§ What is required
If a line in the entries below contains the word "PLUS", it counts; report how many such lines there are, and only that number.

----------------------------------------

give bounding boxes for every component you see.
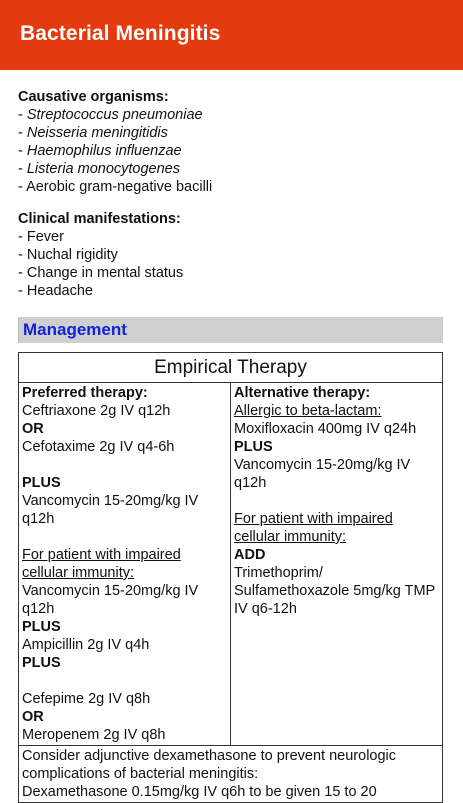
preferred-plus: PLUS bbox=[22, 655, 61, 671]
preferred-line: Cefotaxime 2g IV q4-6h bbox=[22, 439, 175, 455]
clinical-item: - Headache bbox=[18, 283, 93, 299]
dexamethasone-dose: Dexamethasone 0.15mg/kg IV q6h to be given 15 to 20 bbox=[22, 784, 377, 800]
clinical-item: - Nuchal rigidity bbox=[18, 247, 118, 263]
content bbox=[18, 88, 443, 803]
preferred-line: Meropenem 2g IV q8h bbox=[22, 727, 166, 743]
causative-item: - Aerobic gram-negative bacilli bbox=[18, 179, 213, 195]
preferred-line: Vancomycin 15-20mg/kg IV q12h bbox=[22, 583, 199, 617]
alternative-line: Trimethoprim/ Sulfamethoxazole 5mg/kg TMP IV q6-12h bbox=[234, 565, 435, 617]
management-header bbox=[18, 317, 443, 343]
clinical-item: - Change in mental status bbox=[18, 265, 184, 281]
alternative-line: Vancomycin 15-20mg/kg IV q12h bbox=[234, 457, 411, 491]
dexamethasone-note-cell bbox=[19, 746, 443, 803]
alternative-add: ADD bbox=[234, 547, 266, 563]
alternative-impaired-label: For patient with impaired cellular immunity: bbox=[234, 511, 393, 545]
alternative-allergic-label: Allergic to beta-lactam: bbox=[234, 403, 382, 419]
preferred-or: OR bbox=[22, 709, 44, 725]
alternative-line: Moxifloxacin 400mg IV q24h bbox=[234, 421, 417, 437]
clinical-heading: Clinical manifestations: bbox=[18, 211, 181, 227]
alternative-plus: PLUS bbox=[234, 439, 273, 455]
causative-item: - Haemophilus influenzae bbox=[18, 143, 182, 159]
preferred-line: Vancomycin 15-20mg/kg IV q12h bbox=[22, 493, 199, 527]
app-bar bbox=[0, 0, 463, 70]
causative-item: - Listeria monocytogenes bbox=[18, 161, 181, 177]
preferred-therapy-cell bbox=[19, 383, 231, 746]
causative-heading: Causative organisms: bbox=[18, 89, 169, 105]
preferred-line: Ceftriaxone 2g IV q12h bbox=[22, 403, 171, 419]
preferred-plus: PLUS bbox=[22, 475, 61, 491]
alternative-therapy-cell bbox=[231, 383, 443, 746]
preferred-line: Ampicillin 2g IV q4h bbox=[22, 637, 150, 653]
preferred-impaired-label: For patient with impaired cellular immunity: bbox=[22, 547, 181, 581]
preferred-or: OR bbox=[22, 421, 44, 437]
clinical-item: - Fever bbox=[18, 229, 64, 245]
preferred-line: Cefepime 2g IV q8h bbox=[22, 691, 151, 707]
dexamethasone-note: Consider adjunctive dexamethasone to prevent neurologic complications of bacterial meningitis: bbox=[22, 748, 397, 782]
causative-item: - Neisseria meningitidis bbox=[18, 125, 168, 141]
page-title: Bacterial Meningitis bbox=[20, 22, 221, 45]
alternative-heading: Alternative therapy: bbox=[234, 385, 371, 401]
preferred-heading: Preferred therapy: bbox=[22, 385, 148, 401]
preferred-plus: PLUS bbox=[22, 619, 61, 635]
empirical-therapy-table bbox=[18, 352, 443, 803]
causative-item: - Streptococcus pneumoniae bbox=[18, 107, 203, 123]
table-title: Empirical Therapy bbox=[19, 353, 443, 383]
management-heading: Management bbox=[23, 320, 127, 339]
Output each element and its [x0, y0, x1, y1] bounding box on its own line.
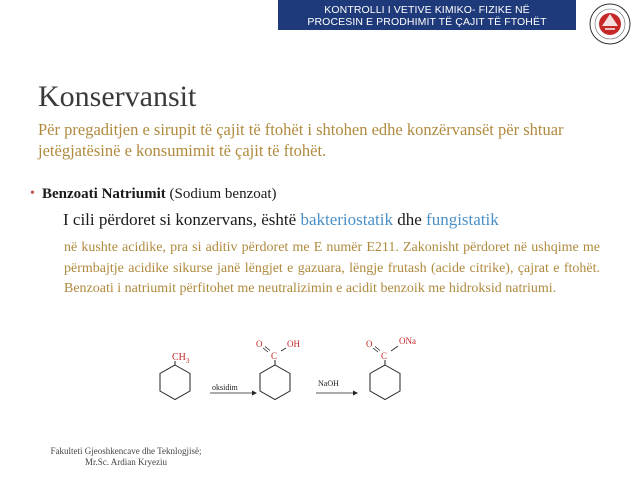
- slide-subtitle: Për pregaditjen e sirupit të çajit të ftohët i shtohen edhe konzërvansët për shtuar jetëgjatësinë e konsumimit të çajit të ftohët.: [38, 120, 564, 160]
- university-seal-icon: [588, 2, 632, 46]
- footer-credit: Fakulteti Gjeoshkencave dhe Teknlogjisë; Mr.Sc. Ardian Kryeziu: [50, 446, 202, 467]
- bullet-item: [30, 186, 277, 203]
- slide-title: Konservansit: [38, 80, 197, 113]
- carbon-label-1: C: [271, 351, 278, 361]
- oxygen-label-2: O: [366, 339, 373, 349]
- term-bacteriostatic: bakteriostatik: [300, 210, 393, 229]
- header-line-2: PROCESIN E PRODHIMIT TË ÇAJIT TË FTOHËT: [307, 16, 547, 28]
- usage-text-a: I cili përdoret si konzervans, është: [63, 210, 301, 229]
- description-paragraph: në kushte acidike, pra si aditiv përdoret me E numër E211. Zakonisht përdoret në ushqime me përmbajtje acidike sikurse janë lëngjet e gazuara, lëngje frutash (acide citrike), çajrat e ftohët. Benzoati i natriumit përfitohet me neutralizimin e acidit benzoik me hidroksid natriumi.: [64, 240, 600, 296]
- usage-line: [63, 210, 499, 230]
- ona-label: ONa: [399, 336, 416, 346]
- usage-text-c: dhe: [392, 210, 427, 229]
- benzene-ring-sodium-benzoate: [370, 365, 400, 400]
- header-line-1: KONTROLLI I VETIVE KIMIKO- FIZIKE NË: [324, 4, 530, 16]
- benzene-ring-benzoic-acid: [260, 365, 290, 400]
- bullet-bold-text: Benzoati Natriumit: [42, 186, 166, 202]
- term-fungistatic: fungistatik: [426, 210, 499, 229]
- naoh-label: NaOH: [318, 379, 339, 388]
- header-banner: [278, 0, 576, 30]
- ch3-label: $CH_3$: [172, 352, 190, 365]
- bullet-dot-icon: •: [30, 186, 35, 201]
- oh-label: OH: [287, 339, 300, 349]
- bullet-rest-text: (Sodium benzoat): [165, 186, 277, 202]
- benzene-ring-toluene: [160, 365, 190, 400]
- oxygen-label-1: O: [256, 339, 263, 349]
- reaction-scheme: [150, 335, 450, 415]
- oxidation-label: oksidim: [212, 383, 238, 392]
- carbon-label-2: C: [381, 351, 388, 361]
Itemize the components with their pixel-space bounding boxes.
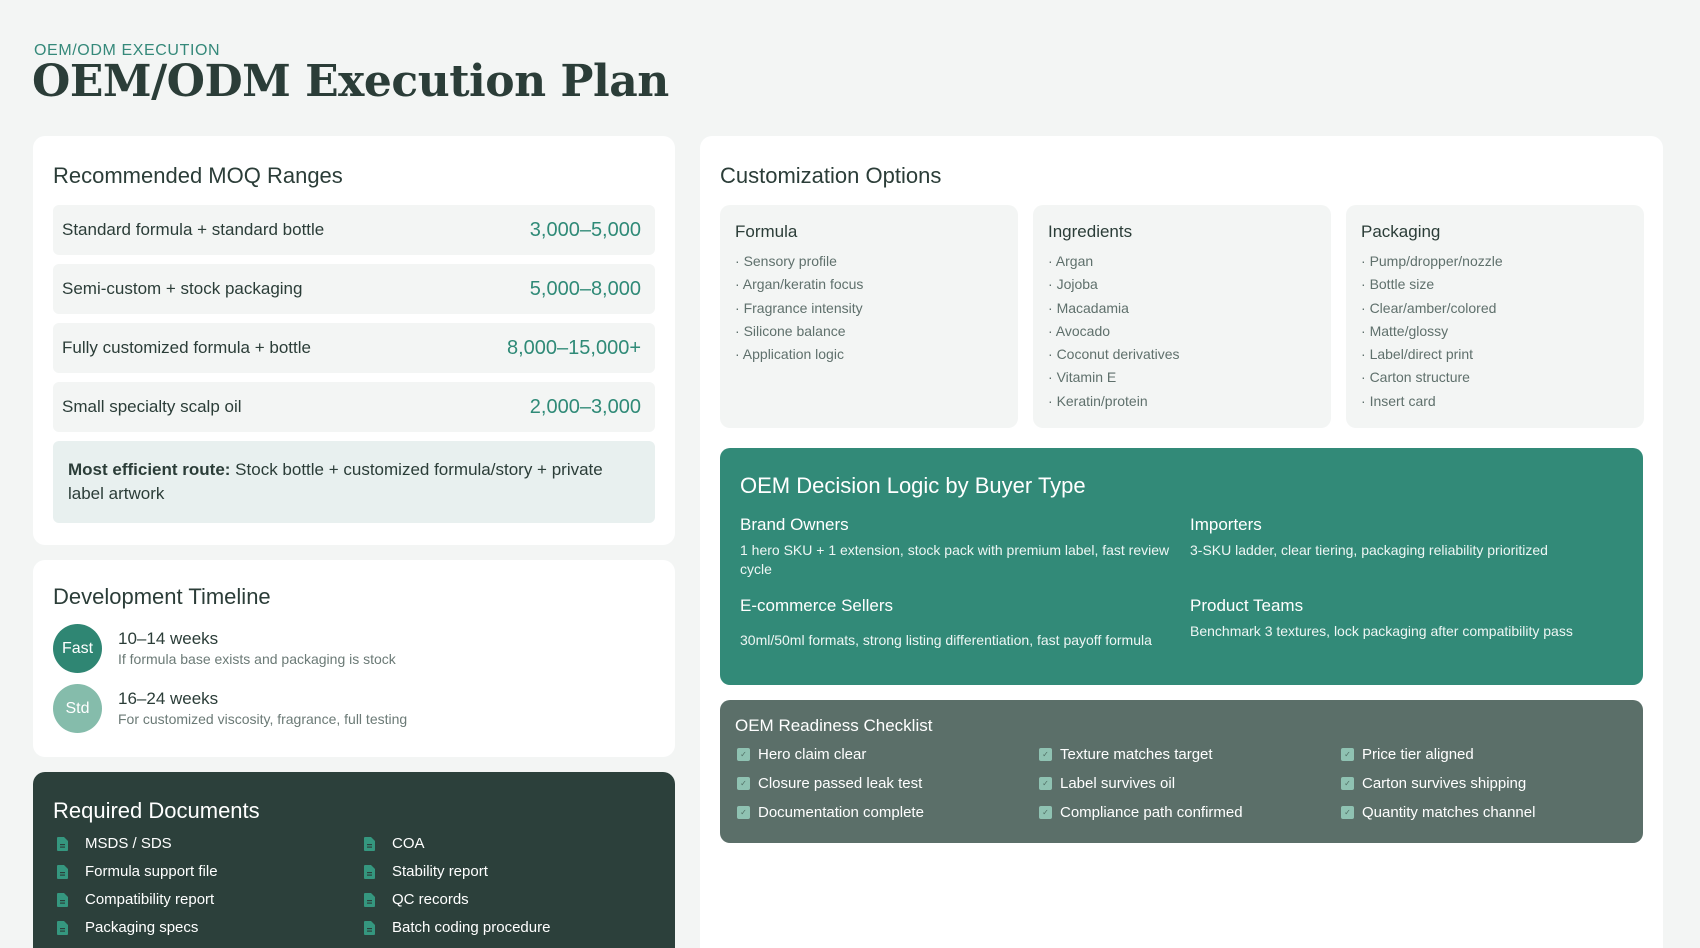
option-item: · Avocado (1048, 320, 1316, 343)
doc-item (360, 862, 660, 881)
moq-card (33, 136, 675, 545)
doc-label: COA (392, 835, 425, 852)
document-icon (57, 837, 68, 851)
option-group-ingredients (1033, 205, 1331, 428)
option-item: · Insert card (1361, 390, 1629, 413)
moq-value: 2,000–3,000 (529, 395, 641, 418)
moq-label: Fully customized formula + bottle (62, 338, 311, 357)
timeline-item (53, 624, 655, 673)
checkbox-checked-icon[interactable]: ✓ (1039, 748, 1052, 761)
option-group-title: Ingredients (1048, 222, 1133, 241)
option-item: · Fragrance intensity (735, 297, 1003, 320)
std-badge: Std (53, 684, 102, 733)
customization-card (700, 136, 1663, 948)
buyer-type-title: Brand Owners (740, 515, 849, 534)
option-item: · Bottle size (1361, 273, 1629, 296)
customization-groups (720, 205, 1643, 428)
moq-value: 8,000–15,000+ (506, 336, 641, 359)
document-icon (364, 837, 375, 851)
checklist-label: Price tier aligned (1362, 745, 1474, 763)
timeline-item (53, 684, 655, 733)
buyer-type-title: E-commerce Sellers (740, 596, 894, 615)
doc-item (53, 890, 360, 909)
option-item: · Carton structure (1361, 366, 1629, 389)
document-icon (57, 865, 68, 879)
moq-row (53, 264, 655, 314)
moq-row (53, 323, 655, 373)
option-item: · Pump/dropper/nozzle (1361, 250, 1629, 273)
checklist-item[interactable] (1037, 803, 1339, 821)
checklist-items (735, 745, 1628, 821)
buyer-type-title: Product Teams (1190, 596, 1304, 615)
checklist-title: OEM Readiness Checklist (735, 716, 933, 735)
checklist-label: Closure passed leak test (758, 774, 923, 792)
buyer-type-importers (1190, 515, 1640, 596)
checkbox-checked-icon[interactable]: ✓ (737, 777, 750, 790)
option-group-title: Formula (735, 222, 798, 241)
option-item: · Sensory profile (735, 250, 1003, 273)
doc-item (53, 834, 360, 853)
option-group-formula (720, 205, 1018, 428)
moq-value: 3,000–5,000 (529, 218, 641, 241)
checklist-item[interactable] (1339, 745, 1641, 763)
doc-label: Stability report (392, 863, 488, 880)
document-icon (57, 893, 68, 907)
checkbox-checked-icon[interactable]: ✓ (1341, 777, 1354, 790)
moq-row (53, 205, 655, 255)
checkbox-checked-icon[interactable]: ✓ (737, 806, 750, 819)
checkbox-checked-icon[interactable]: ✓ (1341, 748, 1354, 761)
option-item: · Silicone balance (735, 320, 1003, 343)
option-item: · Label/direct print (1361, 343, 1629, 366)
checklist-label: Label survives oil (1060, 774, 1176, 792)
option-item: · Clear/amber/colored (1361, 297, 1629, 320)
buyer-types (740, 515, 1623, 677)
doc-label: MSDS / SDS (85, 835, 172, 852)
checklist-label: Hero claim clear (758, 745, 867, 763)
option-item: · Application logic (735, 343, 1003, 366)
buyer-type-brand-owners (740, 515, 1190, 596)
timeline-card (33, 560, 675, 757)
doc-item (53, 862, 360, 881)
buyer-type-desc: Benchmark 3 textures, lock packaging after compatibility pass (1190, 623, 1573, 639)
buyer-type-desc: 3-SKU ladder, clear tiering, packaging reliability prioritized (1190, 542, 1548, 558)
buyer-type-title: Importers (1190, 515, 1262, 534)
option-item: · Macadamia (1048, 297, 1316, 320)
option-item: · Keratin/protein (1048, 390, 1316, 413)
option-item: · Jojoba (1048, 273, 1316, 296)
document-icon (364, 921, 375, 935)
timeline-item-desc: For customized viscosity, fragrance, full testing (118, 710, 408, 727)
checklist-label: Quantity matches channel (1362, 803, 1536, 821)
docs-list (53, 834, 655, 937)
page-title: OEM/ODM Execution Plan (32, 56, 669, 107)
moq-label: Standard formula + standard bottle (62, 220, 325, 239)
doc-item (360, 918, 660, 937)
moq-note (53, 441, 655, 523)
timeline-item-desc: If formula base exists and packaging is stock (118, 650, 396, 667)
option-group-packaging (1346, 205, 1644, 428)
moq-title: Recommended MOQ Ranges (53, 163, 343, 188)
decision-logic-panel (720, 448, 1643, 685)
doc-label: Batch coding procedure (392, 919, 551, 936)
checklist-item[interactable] (735, 745, 1037, 763)
doc-label: Formula support file (85, 863, 218, 880)
doc-label: QC records (392, 891, 469, 908)
checkbox-checked-icon[interactable]: ✓ (1341, 806, 1354, 819)
moq-label: Small specialty scalp oil (62, 397, 242, 416)
option-item: · Vitamin E (1048, 366, 1316, 389)
checklist-label: Texture matches target (1060, 745, 1213, 763)
document-icon (364, 893, 375, 907)
checklist-label: Compliance path confirmed (1060, 803, 1243, 821)
required-documents-card (33, 772, 675, 948)
document-icon (364, 865, 375, 879)
checklist-label: Carton survives shipping (1362, 774, 1527, 792)
checklist-item[interactable] (1339, 774, 1641, 792)
checklist-item[interactable] (1037, 774, 1339, 792)
moq-label: Semi-custom + stock packaging (62, 279, 303, 298)
readiness-checklist (720, 700, 1643, 843)
checkbox-checked-icon[interactable]: ✓ (1039, 777, 1052, 790)
timeline-item-title: 16–24 weeks (118, 688, 219, 708)
option-item: · Coconut derivatives (1048, 343, 1316, 366)
doc-item (53, 918, 360, 937)
moq-row (53, 382, 655, 432)
moq-value: 5,000–8,000 (529, 277, 641, 300)
docs-title: Required Documents (53, 798, 260, 823)
document-icon (57, 921, 68, 935)
buyer-type-ecommerce-sellers (740, 596, 1190, 677)
decision-title: OEM Decision Logic by Buyer Type (740, 473, 1086, 498)
option-item: · Argan/keratin focus (735, 273, 1003, 296)
doc-item (360, 834, 660, 853)
timeline-item-title: 10–14 weeks (118, 628, 219, 648)
option-group-title: Packaging (1361, 222, 1441, 241)
buyer-type-desc: 30ml/50ml formats, strong listing differentiation, fast payoff formula (740, 632, 1152, 648)
page-eyebrow: OEM/ODM EXECUTION (34, 42, 221, 59)
option-item: · Argan (1048, 250, 1316, 273)
doc-label: Packaging specs (85, 919, 199, 936)
checklist-item[interactable] (1037, 745, 1339, 763)
buyer-type-desc: 1 hero SKU + 1 extension, stock pack with premium label, fast review cycle (740, 542, 1170, 577)
fast-badge: Fast (53, 624, 102, 673)
checkbox-checked-icon[interactable]: ✓ (737, 748, 750, 761)
doc-item (360, 890, 660, 909)
timeline-title: Development Timeline (53, 584, 271, 609)
moq-note-label: Most efficient route: (68, 460, 231, 479)
moq-note-text: Stock bottle + customized formula/story + private label artwork (68, 460, 603, 503)
checkbox-checked-icon[interactable]: ✓ (1039, 806, 1052, 819)
checklist-item[interactable] (1339, 803, 1641, 821)
customization-title: Customization Options (720, 163, 942, 188)
checklist-item[interactable] (735, 803, 1037, 821)
buyer-type-product-teams (1190, 596, 1640, 677)
option-item: · Matte/glossy (1361, 320, 1629, 343)
checklist-label: Documentation complete (758, 803, 924, 821)
checklist-item[interactable] (735, 774, 1037, 792)
doc-label: Compatibility report (85, 891, 215, 908)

----------------------------------------

§ Written reply
4